* **GIVEN TEXT**
Single spore isolation was performed on potato dextrose agar (PDA) plates following the methods described in Senanayake et al. (2020). Fungal herbarium specimens and axenic living cultures were deposited in the Herbarium of Cryptogams of the Kunming Institute of Botany, Chinese Academy of Sciences (KUN-HKAS) and Kunming Institute of Botany Culture Collection (KUNCC), Kunming, China. Faceoffungi and Index Fungorum numbers of novel species were registered (Jayasiri et al. 2015, http://www.indexfungorum.org/Names/Names.asp).

* **ENTRIES SUPPLIED**
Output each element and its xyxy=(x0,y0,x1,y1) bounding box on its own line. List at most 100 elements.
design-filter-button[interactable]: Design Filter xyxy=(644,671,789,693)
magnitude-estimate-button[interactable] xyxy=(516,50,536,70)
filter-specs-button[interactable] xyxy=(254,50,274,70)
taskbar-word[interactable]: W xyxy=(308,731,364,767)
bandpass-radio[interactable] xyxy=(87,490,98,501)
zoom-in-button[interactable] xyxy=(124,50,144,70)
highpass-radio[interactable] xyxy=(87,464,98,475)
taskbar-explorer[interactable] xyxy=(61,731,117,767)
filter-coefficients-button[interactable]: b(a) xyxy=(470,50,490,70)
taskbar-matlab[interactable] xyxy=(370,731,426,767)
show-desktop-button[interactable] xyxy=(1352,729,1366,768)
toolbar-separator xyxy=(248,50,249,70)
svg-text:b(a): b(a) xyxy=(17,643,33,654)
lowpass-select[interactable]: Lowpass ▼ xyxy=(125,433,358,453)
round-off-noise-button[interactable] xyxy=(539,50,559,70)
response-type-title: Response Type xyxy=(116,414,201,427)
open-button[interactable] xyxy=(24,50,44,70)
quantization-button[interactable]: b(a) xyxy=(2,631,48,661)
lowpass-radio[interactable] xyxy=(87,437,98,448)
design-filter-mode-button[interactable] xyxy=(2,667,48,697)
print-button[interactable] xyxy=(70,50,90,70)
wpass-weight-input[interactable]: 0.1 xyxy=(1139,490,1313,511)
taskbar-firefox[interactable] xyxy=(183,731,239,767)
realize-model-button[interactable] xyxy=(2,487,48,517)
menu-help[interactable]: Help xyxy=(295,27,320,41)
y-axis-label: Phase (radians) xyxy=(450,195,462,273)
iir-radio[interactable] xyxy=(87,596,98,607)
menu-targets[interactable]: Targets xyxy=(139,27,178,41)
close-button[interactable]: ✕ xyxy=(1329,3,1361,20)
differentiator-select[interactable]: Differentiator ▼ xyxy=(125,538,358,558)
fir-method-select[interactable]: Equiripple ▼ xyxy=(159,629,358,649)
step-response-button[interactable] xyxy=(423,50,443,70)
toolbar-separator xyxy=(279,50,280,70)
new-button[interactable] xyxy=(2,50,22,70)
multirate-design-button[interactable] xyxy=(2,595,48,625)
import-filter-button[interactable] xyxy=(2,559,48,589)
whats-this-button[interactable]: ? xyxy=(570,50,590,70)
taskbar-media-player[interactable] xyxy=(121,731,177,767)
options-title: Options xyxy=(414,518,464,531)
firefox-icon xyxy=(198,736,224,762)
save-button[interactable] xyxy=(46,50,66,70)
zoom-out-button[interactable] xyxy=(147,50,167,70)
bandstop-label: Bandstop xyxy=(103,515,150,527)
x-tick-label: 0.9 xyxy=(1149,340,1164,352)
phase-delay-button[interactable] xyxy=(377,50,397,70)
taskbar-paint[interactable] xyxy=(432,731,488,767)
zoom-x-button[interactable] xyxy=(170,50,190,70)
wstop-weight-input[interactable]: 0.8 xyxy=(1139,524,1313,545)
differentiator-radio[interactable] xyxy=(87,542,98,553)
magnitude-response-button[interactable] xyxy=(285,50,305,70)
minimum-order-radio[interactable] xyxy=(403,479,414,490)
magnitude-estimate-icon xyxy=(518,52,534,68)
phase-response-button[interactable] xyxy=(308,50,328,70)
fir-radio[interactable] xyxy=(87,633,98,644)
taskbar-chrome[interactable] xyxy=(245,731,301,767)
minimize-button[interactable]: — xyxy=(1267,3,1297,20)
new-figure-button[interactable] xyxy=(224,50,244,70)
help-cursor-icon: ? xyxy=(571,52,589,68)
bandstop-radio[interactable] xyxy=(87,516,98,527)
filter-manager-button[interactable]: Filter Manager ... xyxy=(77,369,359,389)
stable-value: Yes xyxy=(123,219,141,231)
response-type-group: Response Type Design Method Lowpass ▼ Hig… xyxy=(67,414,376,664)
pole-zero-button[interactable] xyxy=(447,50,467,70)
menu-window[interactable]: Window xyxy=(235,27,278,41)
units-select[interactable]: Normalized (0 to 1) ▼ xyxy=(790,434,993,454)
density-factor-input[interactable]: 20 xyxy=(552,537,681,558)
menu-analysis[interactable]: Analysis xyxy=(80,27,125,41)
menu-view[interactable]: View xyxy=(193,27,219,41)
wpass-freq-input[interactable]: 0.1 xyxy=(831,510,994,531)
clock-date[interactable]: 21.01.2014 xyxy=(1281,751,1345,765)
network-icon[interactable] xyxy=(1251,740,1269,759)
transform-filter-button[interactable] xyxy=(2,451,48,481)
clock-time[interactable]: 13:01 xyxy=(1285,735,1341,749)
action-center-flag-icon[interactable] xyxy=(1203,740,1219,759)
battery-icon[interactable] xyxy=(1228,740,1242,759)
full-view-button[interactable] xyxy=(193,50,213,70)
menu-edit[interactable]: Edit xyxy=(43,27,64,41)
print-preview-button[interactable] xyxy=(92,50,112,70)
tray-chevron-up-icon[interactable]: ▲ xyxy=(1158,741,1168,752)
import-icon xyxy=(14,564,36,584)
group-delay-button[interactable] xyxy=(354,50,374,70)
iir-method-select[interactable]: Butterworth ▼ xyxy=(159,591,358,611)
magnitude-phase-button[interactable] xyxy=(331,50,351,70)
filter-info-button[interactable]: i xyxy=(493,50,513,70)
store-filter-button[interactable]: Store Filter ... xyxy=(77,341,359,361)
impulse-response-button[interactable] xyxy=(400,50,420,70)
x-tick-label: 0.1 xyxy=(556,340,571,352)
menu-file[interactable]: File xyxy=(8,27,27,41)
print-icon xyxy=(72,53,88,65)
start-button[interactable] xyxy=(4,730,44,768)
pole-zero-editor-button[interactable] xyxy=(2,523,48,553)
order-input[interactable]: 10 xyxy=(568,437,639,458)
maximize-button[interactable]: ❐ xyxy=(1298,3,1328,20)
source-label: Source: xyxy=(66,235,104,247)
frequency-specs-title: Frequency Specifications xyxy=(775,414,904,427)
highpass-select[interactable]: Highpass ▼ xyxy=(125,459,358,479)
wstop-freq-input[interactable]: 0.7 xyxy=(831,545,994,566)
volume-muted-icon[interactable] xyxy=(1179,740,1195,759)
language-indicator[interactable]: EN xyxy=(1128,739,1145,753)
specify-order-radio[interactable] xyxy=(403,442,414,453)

* **PROBLEM**
Could you rewrite the paragraph in the fungal methods text beginning "Single spore isolation was performed" as a brief list that keeps its main facts?

* **ANSWER SPACE**
- Single spore isolation was done on potato dextrose agar (PDA) plates, following Senanayake et al. (2020).
- Herbarium specimens went to the Herbarium of Cryptogams of the Kunming Institute of Botany, Chinese Academy of Sciences (KUN-HKAS), Kunming, China.
- Axenic living cultures went to the Kunming Institute of Botany Culture Collection (KUNCC), Kunming, China.
- Novel species were registered with Faceoffungi and Index Fungorum numbers (Jayasiri et al. 2015; http://www.indexfungorum.org/Names/Names.asp).